# Requirements
Extract the lines that carry the string "Wilhelm" from the listing.

Data records
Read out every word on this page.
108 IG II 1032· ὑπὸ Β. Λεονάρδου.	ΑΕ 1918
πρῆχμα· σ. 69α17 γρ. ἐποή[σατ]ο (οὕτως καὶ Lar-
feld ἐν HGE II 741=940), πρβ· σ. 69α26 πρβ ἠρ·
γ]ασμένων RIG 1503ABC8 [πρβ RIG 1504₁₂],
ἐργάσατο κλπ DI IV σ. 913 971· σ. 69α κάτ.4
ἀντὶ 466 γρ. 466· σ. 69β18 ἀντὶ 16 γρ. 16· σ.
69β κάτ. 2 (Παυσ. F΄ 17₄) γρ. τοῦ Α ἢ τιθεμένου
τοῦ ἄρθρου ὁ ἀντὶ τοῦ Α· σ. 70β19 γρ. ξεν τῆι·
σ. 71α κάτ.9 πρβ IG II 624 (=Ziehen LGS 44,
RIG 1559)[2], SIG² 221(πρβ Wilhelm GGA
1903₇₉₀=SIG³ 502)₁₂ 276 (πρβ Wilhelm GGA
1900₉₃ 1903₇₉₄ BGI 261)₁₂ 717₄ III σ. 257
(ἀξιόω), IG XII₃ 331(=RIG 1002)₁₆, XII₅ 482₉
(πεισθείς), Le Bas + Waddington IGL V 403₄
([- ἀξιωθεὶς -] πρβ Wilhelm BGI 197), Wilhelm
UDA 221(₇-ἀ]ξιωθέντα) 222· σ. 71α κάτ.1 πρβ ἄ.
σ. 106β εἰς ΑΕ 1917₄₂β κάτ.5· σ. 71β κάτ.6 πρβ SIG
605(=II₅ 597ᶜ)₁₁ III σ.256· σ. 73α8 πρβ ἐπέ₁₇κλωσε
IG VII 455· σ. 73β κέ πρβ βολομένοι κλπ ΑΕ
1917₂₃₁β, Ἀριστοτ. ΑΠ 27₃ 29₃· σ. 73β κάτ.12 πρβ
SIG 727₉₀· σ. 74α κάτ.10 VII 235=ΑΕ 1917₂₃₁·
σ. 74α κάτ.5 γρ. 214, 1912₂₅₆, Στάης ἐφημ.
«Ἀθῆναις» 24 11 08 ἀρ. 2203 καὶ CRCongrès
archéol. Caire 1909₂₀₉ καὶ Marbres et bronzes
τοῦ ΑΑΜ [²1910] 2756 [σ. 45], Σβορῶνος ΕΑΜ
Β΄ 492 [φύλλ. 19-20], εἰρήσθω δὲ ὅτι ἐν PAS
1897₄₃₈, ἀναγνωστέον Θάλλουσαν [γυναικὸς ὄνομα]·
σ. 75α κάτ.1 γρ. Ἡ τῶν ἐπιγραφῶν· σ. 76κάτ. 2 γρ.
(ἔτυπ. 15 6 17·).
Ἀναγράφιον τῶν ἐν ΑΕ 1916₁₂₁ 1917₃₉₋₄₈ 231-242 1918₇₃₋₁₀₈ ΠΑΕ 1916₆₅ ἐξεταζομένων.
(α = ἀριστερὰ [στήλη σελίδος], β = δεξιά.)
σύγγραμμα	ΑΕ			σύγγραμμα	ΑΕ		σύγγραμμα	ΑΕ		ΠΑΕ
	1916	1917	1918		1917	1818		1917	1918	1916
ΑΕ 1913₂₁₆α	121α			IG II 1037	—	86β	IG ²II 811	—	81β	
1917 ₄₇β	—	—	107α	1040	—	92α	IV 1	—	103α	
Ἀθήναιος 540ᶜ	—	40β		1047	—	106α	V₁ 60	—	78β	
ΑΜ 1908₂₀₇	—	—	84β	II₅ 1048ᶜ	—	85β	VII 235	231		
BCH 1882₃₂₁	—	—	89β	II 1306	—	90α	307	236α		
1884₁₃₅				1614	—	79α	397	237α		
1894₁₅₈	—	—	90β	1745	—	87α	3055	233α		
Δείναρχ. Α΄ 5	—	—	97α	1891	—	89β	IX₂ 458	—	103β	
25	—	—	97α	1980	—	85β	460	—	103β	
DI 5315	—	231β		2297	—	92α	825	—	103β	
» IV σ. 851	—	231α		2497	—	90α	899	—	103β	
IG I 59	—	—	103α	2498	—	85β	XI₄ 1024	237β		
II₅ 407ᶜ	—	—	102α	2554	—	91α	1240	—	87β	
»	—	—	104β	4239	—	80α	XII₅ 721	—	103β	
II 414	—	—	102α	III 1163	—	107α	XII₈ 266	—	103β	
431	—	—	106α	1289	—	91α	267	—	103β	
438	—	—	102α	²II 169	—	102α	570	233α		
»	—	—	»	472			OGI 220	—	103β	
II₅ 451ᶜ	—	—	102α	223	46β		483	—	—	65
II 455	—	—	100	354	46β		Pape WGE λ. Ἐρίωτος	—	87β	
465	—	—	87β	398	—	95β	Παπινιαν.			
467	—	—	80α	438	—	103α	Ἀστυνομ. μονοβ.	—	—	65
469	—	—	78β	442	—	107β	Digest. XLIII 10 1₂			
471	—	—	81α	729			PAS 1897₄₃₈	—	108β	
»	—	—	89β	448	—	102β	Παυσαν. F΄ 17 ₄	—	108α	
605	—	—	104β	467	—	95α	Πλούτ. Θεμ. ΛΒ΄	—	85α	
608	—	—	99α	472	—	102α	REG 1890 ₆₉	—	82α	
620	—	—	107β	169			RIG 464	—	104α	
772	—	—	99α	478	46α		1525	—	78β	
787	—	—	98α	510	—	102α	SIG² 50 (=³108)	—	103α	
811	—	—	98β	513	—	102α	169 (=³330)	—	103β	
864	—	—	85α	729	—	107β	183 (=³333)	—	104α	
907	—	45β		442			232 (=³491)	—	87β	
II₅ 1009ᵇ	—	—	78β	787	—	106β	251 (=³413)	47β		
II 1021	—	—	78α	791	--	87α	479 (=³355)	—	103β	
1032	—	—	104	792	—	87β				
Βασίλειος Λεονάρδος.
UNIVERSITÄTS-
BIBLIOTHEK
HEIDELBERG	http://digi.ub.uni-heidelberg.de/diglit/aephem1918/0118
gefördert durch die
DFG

# Result of the task
RIG 1559)[2], SIG² 221(πρβ Wilhelm GGA
1903₇₉₀=SIG³ 502)₁₂ 276 (πρβ Wilhelm GGA
([- ἀξιωθεὶς -] πρβ Wilhelm BGI 197), Wilhelm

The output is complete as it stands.